**Exercise task**
Repeat each line exactly as it is written.

* Begin Working data *

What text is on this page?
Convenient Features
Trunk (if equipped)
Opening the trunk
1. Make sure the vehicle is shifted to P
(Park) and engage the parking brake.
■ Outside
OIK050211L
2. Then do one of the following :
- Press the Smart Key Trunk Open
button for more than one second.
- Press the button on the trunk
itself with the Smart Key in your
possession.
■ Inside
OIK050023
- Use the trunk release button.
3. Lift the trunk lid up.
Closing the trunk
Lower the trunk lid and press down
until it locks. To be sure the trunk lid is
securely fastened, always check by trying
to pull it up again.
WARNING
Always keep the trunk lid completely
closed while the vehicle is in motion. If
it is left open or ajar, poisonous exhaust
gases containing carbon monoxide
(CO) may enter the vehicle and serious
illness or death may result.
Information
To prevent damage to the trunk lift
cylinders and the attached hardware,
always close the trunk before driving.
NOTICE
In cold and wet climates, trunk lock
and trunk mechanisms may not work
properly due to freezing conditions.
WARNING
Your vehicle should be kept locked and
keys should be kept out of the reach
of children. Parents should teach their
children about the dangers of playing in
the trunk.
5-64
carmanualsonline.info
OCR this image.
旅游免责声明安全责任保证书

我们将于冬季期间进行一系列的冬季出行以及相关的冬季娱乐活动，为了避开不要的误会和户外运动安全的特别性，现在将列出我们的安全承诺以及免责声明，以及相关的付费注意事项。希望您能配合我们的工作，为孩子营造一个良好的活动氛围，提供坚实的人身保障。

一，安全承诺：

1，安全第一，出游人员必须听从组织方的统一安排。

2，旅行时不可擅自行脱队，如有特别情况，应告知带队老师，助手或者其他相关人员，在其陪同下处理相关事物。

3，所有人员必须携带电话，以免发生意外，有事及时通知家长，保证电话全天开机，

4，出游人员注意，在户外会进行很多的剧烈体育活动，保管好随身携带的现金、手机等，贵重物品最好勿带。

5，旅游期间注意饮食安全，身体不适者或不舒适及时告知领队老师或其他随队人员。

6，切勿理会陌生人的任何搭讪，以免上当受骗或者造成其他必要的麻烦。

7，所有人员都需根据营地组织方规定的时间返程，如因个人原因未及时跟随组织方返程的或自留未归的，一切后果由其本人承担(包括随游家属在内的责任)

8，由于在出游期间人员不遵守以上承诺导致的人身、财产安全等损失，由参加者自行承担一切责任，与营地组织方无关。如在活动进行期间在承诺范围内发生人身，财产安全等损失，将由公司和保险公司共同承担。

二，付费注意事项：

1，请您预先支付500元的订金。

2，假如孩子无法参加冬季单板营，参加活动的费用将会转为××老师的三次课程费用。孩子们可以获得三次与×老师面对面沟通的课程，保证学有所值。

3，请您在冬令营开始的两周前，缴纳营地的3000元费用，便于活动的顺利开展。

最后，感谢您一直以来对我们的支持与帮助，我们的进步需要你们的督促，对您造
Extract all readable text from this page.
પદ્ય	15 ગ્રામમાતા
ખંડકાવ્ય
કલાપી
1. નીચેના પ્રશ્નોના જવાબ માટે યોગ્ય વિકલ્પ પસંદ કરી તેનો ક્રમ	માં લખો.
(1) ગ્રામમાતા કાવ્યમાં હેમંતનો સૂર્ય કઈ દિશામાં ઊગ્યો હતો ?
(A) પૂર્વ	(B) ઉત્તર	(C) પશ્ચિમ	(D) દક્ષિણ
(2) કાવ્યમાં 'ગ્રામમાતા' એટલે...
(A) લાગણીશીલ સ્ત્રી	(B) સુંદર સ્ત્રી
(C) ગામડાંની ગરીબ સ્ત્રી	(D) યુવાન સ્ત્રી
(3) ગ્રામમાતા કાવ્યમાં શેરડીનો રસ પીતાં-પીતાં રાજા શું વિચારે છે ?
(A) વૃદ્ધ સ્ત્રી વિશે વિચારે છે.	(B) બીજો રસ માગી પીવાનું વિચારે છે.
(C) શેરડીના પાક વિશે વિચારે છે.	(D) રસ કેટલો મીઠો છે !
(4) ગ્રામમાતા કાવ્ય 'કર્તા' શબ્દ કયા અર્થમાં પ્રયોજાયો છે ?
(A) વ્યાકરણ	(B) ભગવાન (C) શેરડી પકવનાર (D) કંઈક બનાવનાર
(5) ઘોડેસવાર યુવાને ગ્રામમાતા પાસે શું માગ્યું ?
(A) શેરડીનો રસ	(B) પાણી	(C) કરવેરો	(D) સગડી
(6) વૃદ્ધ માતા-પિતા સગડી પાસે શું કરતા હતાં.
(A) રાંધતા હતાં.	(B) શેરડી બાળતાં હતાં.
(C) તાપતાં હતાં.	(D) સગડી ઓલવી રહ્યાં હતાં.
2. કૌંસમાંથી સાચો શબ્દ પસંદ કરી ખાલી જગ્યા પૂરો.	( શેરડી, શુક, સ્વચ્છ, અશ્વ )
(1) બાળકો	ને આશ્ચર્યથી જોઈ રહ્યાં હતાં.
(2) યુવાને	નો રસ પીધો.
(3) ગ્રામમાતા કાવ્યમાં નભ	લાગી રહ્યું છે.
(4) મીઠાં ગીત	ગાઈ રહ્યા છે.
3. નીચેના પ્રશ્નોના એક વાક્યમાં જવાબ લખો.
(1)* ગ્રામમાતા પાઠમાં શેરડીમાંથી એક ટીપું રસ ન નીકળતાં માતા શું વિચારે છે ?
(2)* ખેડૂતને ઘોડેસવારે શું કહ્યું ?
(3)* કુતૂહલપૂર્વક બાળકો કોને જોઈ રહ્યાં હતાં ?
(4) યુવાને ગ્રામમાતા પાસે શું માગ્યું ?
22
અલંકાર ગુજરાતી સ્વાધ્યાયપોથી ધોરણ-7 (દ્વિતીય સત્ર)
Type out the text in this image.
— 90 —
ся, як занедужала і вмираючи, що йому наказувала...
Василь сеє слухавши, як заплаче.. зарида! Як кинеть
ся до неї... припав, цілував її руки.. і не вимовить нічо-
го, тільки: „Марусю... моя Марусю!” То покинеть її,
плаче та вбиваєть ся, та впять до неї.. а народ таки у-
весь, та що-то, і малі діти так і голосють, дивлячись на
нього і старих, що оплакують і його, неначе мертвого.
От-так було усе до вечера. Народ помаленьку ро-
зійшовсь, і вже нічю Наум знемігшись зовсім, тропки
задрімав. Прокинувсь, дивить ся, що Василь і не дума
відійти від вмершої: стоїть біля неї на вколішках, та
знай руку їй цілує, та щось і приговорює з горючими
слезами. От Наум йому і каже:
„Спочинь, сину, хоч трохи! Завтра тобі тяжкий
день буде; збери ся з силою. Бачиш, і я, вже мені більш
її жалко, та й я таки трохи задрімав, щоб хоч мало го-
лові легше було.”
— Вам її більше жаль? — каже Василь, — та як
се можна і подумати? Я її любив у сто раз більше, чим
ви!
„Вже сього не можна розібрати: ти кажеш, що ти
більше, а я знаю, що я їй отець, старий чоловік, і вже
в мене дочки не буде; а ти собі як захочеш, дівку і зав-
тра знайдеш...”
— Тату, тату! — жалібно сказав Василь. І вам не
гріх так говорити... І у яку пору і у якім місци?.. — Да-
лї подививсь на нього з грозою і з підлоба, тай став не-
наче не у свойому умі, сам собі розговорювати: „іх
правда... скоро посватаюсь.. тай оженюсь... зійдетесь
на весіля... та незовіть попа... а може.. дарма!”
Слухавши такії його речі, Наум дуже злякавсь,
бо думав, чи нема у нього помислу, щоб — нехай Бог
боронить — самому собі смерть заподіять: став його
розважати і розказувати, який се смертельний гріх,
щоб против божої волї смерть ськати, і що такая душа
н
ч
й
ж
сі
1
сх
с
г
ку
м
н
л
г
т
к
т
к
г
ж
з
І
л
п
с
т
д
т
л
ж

* End Working data *

**Result of this exercise**
What text is on this page?
Convenient Features
Trunk (if equipped)
Opening the trunk
1. Make sure the vehicle is shifted to P
(Park) and engage the parking brake.
■ Outside
OIK050211L
2. Then do one of the following :
- Press the Smart Key Trunk Open
button for more than one second.
- Press the button on the trunk
itself with the Smart Key in your
possession.
■ Inside
OIK050023
- Use the trunk release button.
3. Lift the trunk lid up.
Closing the trunk
Lower the trunk lid and press down
until it locks. To be sure the trunk lid is
securely fastened, always check by trying
to pull it up again.
WARNING
Always keep the trunk lid completely
closed while the vehicle is in motion. If
it is left open or ajar, poisonous exhaust
gases containing carbon monoxide
(CO) may enter the vehicle and serious
illness or death may result.
Information
To prevent damage to the trunk lift
cylinders and the attached hardware,
always close the trunk before driving.
NOTICE
In cold and wet climates, trunk lock
and trunk mechanisms may not work
properly due to freezing conditions.
WARNING
Your vehicle should be kept locked and
keys should be kept out of the reach
of children. Parents should teach their
children about the dangers of playing in
the trunk.
5-64
carmanualsonline.info
OCR this image.
旅游免责声明安全责任保证书

我们将于冬季期间进行一系列的冬季出行以及相关的冬季娱乐活动，为了避开不要的误会和户外运动安全的特别性，现在将列出我们的安全承诺以及免责声明，以及相关的付费注意事项。希望您能配合我们的工作，为孩子营造一个良好的活动氛围，提供坚实的人身保障。

一，安全承诺：

1，安全第一，出游人员必须听从组织方的统一安排。

2，旅行时不可擅自行脱队，如有特别情况，应告知带队老师，助手或者其他相关人员，在其陪同下处理相关事物。

3，所有人员必须携带电话，以免发生意外，有事及时通知家长，保证电话全天开机，

4，出游人员注意，在户外会进行很多的剧烈体育活动，保管好随身携带的现金、手机等，贵重物品最好勿带。

5，旅游期间注意饮食安全，身体不适者或不舒适及时告知领队老师或其他随队人员。

6，切勿理会陌生人的任何搭讪，以免上当受骗或者造成其他必要的麻烦。

7，所有人员都需根据营地组织方规定的时间返程，如因个人原因未及时跟随组织方返程的或自留未归的，一切后果由其本人承担(包括随游家属在内的责任)

8，由于在出游期间人员不遵守以上承诺导致的人身、财产安全等损失，由参加者自行承担一切责任，与营地组织方无关。如在活动进行期间在承诺范围内发生人身，财产安全等损失，将由公司和保险公司共同承担。

二，付费注意事项：

1，请您预先支付500元的订金。

2，假如孩子无法参加冬季单板营，参加活动的费用将会转为××老师的三次课程费用。孩子们可以获得三次与×老师面对面沟通的课程，保证学有所值。

3，请您在冬令营开始的两周前，缴纳营地的3000元费用，便于活动的顺利开展。

最后，感谢您一直以来对我们的支持与帮助，我们的进步需要你们的督促，对您造
Extract all readable text from this page.
પદ્ય	15 ગ્રામમાતા
ખંડકાવ્ય
કલાપી
1. નીચેના પ્રશ્નોના જવાબ માટે યોગ્ય વિકલ્પ પસંદ કરી તેનો ક્રમ	માં લખો.
(1) ગ્રામમાતા કાવ્યમાં હેમંતનો સૂર્ય કઈ દિશામાં ઊગ્યો હતો ?
(A) પૂર્વ	(B) ઉત્તર	(C) પશ્ચિમ	(D) દક્ષિણ
(2) કાવ્યમાં 'ગ્રામમાતા' એટલે...
(A) લાગણીશીલ સ્ત્રી	(B) સુંદર સ્ત્રી
(C) ગામડાંની ગરીબ સ્ત્રી	(D) યુવાન સ્ત્રી
(3) ગ્રામમાતા કાવ્યમાં શેરડીનો રસ પીતાં-પીતાં રાજા શું વિચારે છે ?
(A) વૃદ્ધ સ્ત્રી વિશે વિચારે છે.	(B) બીજો રસ માગી પીવાનું વિચારે છે.
(C) શેરડીના પાક વિશે વિચારે છે.	(D) રસ કેટલો મીઠો છે !
(4) ગ્રામમાતા કાવ્ય 'કર્તા' શબ્દ કયા અર્થમાં પ્રયોજાયો છે ?
(A) વ્યાકરણ	(B) ભગવાન (C) શેરડી પકવનાર (D) કંઈક બનાવનાર
(5) ઘોડેસવાર યુવાને ગ્રામમાતા પાસે શું માગ્યું ?
(A) શેરડીનો રસ	(B) પાણી	(C) કરવેરો	(D) સગડી
(6) વૃદ્ધ માતા-પિતા સગડી પાસે શું કરતા હતાં.
(A) રાંધતા હતાં.	(B) શેરડી બાળતાં હતાં.
(C) તાપતાં હતાં.	(D) સગડી ઓલવી રહ્યાં હતાં.
2. કૌંસમાંથી સાચો શબ્દ પસંદ કરી ખાલી જગ્યા પૂરો.	( શેરડી, શુક, સ્વચ્છ, અશ્વ )
(1) બાળકો	ને આશ્ચર્યથી જોઈ રહ્યાં હતાં.
(2) યુવાને	નો રસ પીધો.
(3) ગ્રામમાતા કાવ્યમાં નભ	લાગી રહ્યું છે.
(4) મીઠાં ગીત	ગાઈ રહ્યા છે.
3. નીચેના પ્રશ્નોના એક વાક્યમાં જવાબ લખો.
(1)* ગ્રામમાતા પાઠમાં શેરડીમાંથી એક ટીપું રસ ન નીકળતાં માતા શું વિચારે છે ?
(2)* ખેડૂતને ઘોડેસવારે શું કહ્યું ?
(3)* કુતૂહલપૂર્વક બાળકો કોને જોઈ રહ્યાં હતાં ?
(4) યુવાને ગ્રામમાતા પાસે શું માગ્યું ?
22
અલંકાર ગુજરાતી સ્વાધ્યાયપોથી ધોરણ-7 (દ્વિતીય સત્ર)
Type out the text in this image.
— 90 —
ся, як занедужала і вмираючи, що йому наказувала...
Василь сеє слухавши, як заплаче.. зарида! Як кинеть
ся до неї... припав, цілував її руки.. і не вимовить нічо-
го, тільки: „Марусю... моя Марусю!” То покинеть її,
плаче та вбиваєть ся, та впять до неї.. а народ таки у-
весь, та що-то, і малі діти так і голосють, дивлячись на
нього і старих, що оплакують і його, неначе мертвого.
От-так було усе до вечера. Народ помаленьку ро-
зійшовсь, і вже нічю Наум знемігшись зовсім, тропки
задрімав. Прокинувсь, дивить ся, що Василь і не дума
відійти від вмершої: стоїть біля неї на вколішках, та
знай руку їй цілує, та щось і приговорює з горючими
слезами. От Наум йому і каже:
„Спочинь, сину, хоч трохи! Завтра тобі тяжкий
день буде; збери ся з силою. Бачиш, і я, вже мені більш
її жалко, та й я таки трохи задрімав, щоб хоч мало го-
лові легше було.”
— Вам її більше жаль? — каже Василь, — та як
се можна і подумати? Я її любив у сто раз більше, чим
ви!
„Вже сього не можна розібрати: ти кажеш, що ти
більше, а я знаю, що я їй отець, старий чоловік, і вже
в мене дочки не буде; а ти собі як захочеш, дівку і зав-
тра знайдеш...”
— Тату, тату! — жалібно сказав Василь. І вам не
гріх так говорити... І у яку пору і у якім місци?.. — Да-
лї подививсь на нього з грозою і з підлоба, тай став не-
наче не у свойому умі, сам собі розговорювати: „іх
правда... скоро посватаюсь.. тай оженюсь... зійдетесь
на весіля... та незовіть попа... а може.. дарма!”
Слухавши такії його речі, Наум дуже злякавсь,
бо думав, чи нема у нього помислу, щоб — нехай Бог
боронить — самому собі смерть заподіять: став його
розважати і розказувати, який се смертельний гріх,
щоб против божої волї смерть ськати, і що такая душа
н
ч
й
ж
сі
1
сх
с
г
ку
м
н
л
г
т
к
т
к
г
ж
з
І
л
п
с
т
д
т
л
ж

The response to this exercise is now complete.